Directions
Extract and list every line that contains the word "anomalies".

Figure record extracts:
━━━━━━━━━━
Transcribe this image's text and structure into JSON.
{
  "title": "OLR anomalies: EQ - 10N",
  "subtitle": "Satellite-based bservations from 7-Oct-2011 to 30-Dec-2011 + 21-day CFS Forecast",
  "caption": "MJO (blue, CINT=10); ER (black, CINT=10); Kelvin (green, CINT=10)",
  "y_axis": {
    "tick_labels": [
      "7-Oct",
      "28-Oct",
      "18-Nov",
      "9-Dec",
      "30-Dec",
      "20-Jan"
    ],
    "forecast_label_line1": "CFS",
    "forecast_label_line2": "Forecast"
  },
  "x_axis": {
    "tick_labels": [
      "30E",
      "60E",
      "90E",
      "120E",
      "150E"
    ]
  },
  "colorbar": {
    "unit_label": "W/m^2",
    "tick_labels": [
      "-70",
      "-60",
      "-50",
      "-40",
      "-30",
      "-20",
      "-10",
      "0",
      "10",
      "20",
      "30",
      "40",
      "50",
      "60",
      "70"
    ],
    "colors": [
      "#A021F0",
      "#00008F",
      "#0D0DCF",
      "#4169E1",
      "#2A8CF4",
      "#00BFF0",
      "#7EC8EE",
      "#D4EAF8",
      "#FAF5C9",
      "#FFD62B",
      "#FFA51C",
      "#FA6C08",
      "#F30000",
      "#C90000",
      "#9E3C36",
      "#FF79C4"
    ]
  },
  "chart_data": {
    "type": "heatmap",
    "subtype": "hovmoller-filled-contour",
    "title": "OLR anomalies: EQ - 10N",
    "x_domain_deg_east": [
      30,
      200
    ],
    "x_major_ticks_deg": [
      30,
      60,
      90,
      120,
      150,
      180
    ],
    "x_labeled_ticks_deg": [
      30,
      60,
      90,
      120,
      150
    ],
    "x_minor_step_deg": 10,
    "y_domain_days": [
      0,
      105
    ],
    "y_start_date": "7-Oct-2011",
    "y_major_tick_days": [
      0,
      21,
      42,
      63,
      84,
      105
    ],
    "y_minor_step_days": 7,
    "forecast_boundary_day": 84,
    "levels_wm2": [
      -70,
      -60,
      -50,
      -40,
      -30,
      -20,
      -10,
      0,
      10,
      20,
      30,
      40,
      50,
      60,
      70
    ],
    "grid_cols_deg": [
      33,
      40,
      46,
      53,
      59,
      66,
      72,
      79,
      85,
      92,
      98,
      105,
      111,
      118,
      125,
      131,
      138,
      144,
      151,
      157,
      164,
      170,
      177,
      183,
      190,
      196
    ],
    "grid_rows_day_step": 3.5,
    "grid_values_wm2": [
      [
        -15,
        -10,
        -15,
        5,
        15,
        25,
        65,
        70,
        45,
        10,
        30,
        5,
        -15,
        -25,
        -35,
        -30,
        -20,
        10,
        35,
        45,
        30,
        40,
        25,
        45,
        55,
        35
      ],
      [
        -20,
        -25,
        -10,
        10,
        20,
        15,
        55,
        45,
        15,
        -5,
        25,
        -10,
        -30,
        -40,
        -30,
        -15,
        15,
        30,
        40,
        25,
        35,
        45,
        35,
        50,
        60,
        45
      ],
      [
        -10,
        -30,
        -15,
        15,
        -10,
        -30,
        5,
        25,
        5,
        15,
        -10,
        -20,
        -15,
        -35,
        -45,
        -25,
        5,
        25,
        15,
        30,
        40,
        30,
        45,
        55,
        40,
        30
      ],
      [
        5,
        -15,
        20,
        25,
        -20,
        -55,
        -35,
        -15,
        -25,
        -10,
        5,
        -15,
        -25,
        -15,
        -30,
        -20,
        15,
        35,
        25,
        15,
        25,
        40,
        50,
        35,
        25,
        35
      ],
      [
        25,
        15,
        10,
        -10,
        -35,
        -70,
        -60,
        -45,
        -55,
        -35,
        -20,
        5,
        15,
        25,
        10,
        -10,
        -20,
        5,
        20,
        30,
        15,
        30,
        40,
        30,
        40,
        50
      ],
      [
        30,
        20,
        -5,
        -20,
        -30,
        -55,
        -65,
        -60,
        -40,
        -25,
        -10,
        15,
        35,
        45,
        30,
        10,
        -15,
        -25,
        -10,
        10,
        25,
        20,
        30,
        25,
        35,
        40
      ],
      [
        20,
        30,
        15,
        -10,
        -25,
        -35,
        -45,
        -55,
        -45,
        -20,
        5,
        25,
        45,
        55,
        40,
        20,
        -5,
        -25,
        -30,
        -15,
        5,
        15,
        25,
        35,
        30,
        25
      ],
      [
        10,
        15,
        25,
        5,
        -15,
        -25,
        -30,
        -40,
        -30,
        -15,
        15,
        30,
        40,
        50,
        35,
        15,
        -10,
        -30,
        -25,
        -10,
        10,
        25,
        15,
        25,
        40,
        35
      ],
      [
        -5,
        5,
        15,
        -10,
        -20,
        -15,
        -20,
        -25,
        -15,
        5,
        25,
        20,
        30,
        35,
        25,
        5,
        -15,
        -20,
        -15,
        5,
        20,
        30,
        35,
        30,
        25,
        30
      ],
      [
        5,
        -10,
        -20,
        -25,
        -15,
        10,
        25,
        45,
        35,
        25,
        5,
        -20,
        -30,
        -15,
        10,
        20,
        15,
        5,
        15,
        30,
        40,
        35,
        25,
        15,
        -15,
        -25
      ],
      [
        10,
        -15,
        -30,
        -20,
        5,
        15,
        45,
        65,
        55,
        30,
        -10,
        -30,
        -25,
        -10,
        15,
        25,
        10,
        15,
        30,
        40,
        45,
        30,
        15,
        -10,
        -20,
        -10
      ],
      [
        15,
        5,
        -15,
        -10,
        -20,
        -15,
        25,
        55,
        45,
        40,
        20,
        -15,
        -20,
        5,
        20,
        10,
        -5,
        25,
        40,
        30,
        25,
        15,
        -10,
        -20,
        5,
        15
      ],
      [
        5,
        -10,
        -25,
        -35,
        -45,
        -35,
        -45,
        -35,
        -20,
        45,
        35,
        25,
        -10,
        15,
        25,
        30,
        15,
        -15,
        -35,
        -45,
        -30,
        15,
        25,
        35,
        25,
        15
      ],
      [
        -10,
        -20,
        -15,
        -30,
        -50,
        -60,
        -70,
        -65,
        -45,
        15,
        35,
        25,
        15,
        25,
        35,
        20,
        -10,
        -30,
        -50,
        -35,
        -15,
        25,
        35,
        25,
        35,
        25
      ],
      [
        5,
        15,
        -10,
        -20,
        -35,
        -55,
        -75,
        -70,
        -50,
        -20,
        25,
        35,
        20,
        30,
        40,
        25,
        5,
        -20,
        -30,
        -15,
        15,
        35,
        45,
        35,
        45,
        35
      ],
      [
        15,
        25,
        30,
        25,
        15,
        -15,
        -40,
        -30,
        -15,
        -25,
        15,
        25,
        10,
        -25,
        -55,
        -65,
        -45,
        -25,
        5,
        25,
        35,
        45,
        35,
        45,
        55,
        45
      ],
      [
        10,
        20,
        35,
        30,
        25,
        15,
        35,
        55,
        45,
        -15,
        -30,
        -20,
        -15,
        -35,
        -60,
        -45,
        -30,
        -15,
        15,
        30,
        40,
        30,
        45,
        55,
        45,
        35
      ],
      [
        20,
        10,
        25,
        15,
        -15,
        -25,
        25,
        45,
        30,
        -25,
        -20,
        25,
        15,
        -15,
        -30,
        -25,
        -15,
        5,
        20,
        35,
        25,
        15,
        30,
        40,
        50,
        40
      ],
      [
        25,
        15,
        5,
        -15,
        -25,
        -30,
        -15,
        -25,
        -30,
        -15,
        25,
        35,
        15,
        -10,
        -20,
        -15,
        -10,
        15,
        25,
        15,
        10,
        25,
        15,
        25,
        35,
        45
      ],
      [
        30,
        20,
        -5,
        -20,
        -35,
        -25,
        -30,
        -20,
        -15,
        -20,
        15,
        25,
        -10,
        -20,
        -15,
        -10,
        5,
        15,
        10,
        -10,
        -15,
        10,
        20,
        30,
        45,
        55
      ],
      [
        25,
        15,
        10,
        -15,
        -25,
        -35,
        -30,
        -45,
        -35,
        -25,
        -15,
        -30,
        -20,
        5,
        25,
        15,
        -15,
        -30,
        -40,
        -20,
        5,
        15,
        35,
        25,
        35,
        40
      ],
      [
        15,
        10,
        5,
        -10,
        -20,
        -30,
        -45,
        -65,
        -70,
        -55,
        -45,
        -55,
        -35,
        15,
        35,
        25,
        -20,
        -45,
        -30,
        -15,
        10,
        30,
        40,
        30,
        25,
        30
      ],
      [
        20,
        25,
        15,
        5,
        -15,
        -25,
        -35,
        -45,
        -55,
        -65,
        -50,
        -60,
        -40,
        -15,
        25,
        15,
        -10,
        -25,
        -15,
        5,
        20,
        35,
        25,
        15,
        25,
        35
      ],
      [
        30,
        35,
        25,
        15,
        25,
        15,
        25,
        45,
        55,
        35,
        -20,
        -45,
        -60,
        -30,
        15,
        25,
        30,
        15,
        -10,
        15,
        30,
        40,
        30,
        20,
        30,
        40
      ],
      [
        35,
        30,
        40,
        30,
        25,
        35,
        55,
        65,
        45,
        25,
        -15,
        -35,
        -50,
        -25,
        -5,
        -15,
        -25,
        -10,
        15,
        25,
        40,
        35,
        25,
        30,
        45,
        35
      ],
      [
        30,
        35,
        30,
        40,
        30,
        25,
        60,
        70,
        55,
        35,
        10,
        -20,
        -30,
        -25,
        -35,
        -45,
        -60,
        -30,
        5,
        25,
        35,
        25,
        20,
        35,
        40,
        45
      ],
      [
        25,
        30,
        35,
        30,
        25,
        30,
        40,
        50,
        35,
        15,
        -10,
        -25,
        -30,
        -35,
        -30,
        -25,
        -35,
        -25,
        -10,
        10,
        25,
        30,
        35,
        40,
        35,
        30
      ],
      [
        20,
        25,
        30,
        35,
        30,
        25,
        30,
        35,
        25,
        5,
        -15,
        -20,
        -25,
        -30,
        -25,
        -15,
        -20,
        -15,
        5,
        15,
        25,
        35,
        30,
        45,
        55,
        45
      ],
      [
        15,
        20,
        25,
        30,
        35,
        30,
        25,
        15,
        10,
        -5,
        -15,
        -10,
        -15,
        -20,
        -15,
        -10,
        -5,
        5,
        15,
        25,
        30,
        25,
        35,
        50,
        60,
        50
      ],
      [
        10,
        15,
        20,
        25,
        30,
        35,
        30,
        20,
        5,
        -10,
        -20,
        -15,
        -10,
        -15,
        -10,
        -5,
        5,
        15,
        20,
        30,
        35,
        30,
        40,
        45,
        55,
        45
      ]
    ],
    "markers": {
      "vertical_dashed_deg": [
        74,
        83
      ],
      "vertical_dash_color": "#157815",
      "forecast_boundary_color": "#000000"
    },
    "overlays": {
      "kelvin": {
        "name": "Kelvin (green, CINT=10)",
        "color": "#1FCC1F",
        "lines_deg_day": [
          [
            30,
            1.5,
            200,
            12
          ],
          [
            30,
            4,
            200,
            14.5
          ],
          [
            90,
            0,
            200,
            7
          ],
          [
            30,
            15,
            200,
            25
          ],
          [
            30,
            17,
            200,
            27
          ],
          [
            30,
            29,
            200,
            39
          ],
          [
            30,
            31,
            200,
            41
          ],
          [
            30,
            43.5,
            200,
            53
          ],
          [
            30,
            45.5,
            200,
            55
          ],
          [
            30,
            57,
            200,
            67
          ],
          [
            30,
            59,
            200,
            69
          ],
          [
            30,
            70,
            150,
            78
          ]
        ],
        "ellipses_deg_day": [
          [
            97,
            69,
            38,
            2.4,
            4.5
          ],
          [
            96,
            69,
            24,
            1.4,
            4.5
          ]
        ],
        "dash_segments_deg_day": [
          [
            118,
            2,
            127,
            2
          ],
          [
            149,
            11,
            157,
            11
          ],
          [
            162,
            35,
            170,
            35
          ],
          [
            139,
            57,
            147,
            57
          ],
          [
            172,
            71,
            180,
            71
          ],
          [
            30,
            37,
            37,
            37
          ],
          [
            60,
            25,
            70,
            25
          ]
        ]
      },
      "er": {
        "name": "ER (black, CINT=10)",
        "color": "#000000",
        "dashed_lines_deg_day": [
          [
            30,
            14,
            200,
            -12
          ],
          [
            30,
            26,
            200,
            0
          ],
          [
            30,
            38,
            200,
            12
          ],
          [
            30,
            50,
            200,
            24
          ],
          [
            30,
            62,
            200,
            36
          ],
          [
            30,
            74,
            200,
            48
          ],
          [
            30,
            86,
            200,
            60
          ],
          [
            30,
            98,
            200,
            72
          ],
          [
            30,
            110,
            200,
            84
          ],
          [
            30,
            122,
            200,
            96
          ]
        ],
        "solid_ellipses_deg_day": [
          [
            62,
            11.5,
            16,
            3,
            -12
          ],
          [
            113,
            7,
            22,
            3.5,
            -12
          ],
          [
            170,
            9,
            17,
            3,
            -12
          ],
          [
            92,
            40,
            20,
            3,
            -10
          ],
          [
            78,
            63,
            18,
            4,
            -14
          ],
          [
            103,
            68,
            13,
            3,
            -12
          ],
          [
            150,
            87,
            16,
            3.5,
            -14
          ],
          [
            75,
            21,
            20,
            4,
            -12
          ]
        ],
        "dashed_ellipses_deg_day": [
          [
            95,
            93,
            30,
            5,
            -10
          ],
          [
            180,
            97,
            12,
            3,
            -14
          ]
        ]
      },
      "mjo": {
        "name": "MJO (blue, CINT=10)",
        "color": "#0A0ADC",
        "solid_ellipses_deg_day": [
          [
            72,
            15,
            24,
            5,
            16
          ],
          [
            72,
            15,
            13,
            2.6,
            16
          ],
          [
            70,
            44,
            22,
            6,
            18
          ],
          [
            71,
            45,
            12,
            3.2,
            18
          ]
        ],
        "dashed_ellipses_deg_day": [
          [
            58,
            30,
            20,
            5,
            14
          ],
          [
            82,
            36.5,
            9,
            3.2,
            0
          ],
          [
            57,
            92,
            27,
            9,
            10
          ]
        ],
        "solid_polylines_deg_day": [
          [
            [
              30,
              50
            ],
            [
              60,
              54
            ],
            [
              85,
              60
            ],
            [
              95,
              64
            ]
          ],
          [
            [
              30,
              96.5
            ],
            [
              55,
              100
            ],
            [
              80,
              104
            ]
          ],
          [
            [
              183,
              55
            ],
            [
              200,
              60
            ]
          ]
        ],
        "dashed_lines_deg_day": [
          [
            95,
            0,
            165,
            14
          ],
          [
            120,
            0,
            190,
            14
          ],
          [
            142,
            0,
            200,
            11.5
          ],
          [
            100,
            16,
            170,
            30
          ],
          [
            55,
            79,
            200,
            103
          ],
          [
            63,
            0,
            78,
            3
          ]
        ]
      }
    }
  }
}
━━━━━━━━━━
Correct result
  "title": "OLR anomalies: EQ - 10N",
    "title": "OLR anomalies: EQ - 10N",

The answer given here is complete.